Task description
Retype the whole listing below, character for character.
-- begin Supplied information --
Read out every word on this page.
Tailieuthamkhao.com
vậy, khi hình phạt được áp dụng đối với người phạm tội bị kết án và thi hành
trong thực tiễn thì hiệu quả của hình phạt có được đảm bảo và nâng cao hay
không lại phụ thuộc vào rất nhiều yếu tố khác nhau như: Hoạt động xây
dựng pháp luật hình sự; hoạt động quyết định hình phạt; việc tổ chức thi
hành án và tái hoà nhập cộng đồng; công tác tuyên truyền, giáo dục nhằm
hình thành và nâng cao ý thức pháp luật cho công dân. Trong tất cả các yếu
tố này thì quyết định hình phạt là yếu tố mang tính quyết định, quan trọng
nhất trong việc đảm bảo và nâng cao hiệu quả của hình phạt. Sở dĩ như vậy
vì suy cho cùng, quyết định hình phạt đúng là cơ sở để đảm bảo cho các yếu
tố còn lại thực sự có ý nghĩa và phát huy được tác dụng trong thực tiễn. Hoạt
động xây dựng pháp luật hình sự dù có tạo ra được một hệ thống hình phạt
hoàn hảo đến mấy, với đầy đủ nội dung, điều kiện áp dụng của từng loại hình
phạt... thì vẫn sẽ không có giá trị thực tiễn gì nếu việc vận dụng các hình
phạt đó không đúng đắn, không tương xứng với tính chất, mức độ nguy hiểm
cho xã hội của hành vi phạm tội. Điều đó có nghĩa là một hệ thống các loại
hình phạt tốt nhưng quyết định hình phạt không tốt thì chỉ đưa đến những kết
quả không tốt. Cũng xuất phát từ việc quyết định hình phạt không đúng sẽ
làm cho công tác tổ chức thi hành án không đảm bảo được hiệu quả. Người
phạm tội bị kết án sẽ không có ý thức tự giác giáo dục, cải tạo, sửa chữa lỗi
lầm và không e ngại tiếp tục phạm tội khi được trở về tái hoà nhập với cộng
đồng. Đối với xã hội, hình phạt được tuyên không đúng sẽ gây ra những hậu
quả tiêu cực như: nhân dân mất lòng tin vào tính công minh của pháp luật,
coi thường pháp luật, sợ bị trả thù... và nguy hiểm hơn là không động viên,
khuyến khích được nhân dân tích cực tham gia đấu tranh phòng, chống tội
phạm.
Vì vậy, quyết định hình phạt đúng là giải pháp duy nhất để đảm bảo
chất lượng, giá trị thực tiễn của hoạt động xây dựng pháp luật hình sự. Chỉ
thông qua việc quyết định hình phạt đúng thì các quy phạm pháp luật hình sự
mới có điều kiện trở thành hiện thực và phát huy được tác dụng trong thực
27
-- end Supplied information --
Task output
Read out every word on this page.
Tailieuthamkhao.com
vậy, khi hình phạt được áp dụng đối với người phạm tội bị kết án và thi hành
trong thực tiễn thì hiệu quả của hình phạt có được đảm bảo và nâng cao hay
không lại phụ thuộc vào rất nhiều yếu tố khác nhau như: Hoạt động xây
dựng pháp luật hình sự; hoạt động quyết định hình phạt; việc tổ chức thi
hành án và tái hoà nhập cộng đồng; công tác tuyên truyền, giáo dục nhằm
hình thành và nâng cao ý thức pháp luật cho công dân. Trong tất cả các yếu
tố này thì quyết định hình phạt là yếu tố mang tính quyết định, quan trọng
nhất trong việc đảm bảo và nâng cao hiệu quả của hình phạt. Sở dĩ như vậy
vì suy cho cùng, quyết định hình phạt đúng là cơ sở để đảm bảo cho các yếu
tố còn lại thực sự có ý nghĩa và phát huy được tác dụng trong thực tiễn. Hoạt
động xây dựng pháp luật hình sự dù có tạo ra được một hệ thống hình phạt
hoàn hảo đến mấy, với đầy đủ nội dung, điều kiện áp dụng của từng loại hình
phạt... thì vẫn sẽ không có giá trị thực tiễn gì nếu việc vận dụng các hình
phạt đó không đúng đắn, không tương xứng với tính chất, mức độ nguy hiểm
cho xã hội của hành vi phạm tội. Điều đó có nghĩa là một hệ thống các loại
hình phạt tốt nhưng quyết định hình phạt không tốt thì chỉ đưa đến những kết
quả không tốt. Cũng xuất phát từ việc quyết định hình phạt không đúng sẽ
làm cho công tác tổ chức thi hành án không đảm bảo được hiệu quả. Người
phạm tội bị kết án sẽ không có ý thức tự giác giáo dục, cải tạo, sửa chữa lỗi
lầm và không e ngại tiếp tục phạm tội khi được trở về tái hoà nhập với cộng
đồng. Đối với xã hội, hình phạt được tuyên không đúng sẽ gây ra những hậu
quả tiêu cực như: nhân dân mất lòng tin vào tính công minh của pháp luật,
coi thường pháp luật, sợ bị trả thù... và nguy hiểm hơn là không động viên,
khuyến khích được nhân dân tích cực tham gia đấu tranh phòng, chống tội
phạm.
Vì vậy, quyết định hình phạt đúng là giải pháp duy nhất để đảm bảo
chất lượng, giá trị thực tiễn của hoạt động xây dựng pháp luật hình sự. Chỉ
thông qua việc quyết định hình phạt đúng thì các quy phạm pháp luật hình sự
mới có điều kiện trở thành hiện thực và phát huy được tác dụng trong thực
27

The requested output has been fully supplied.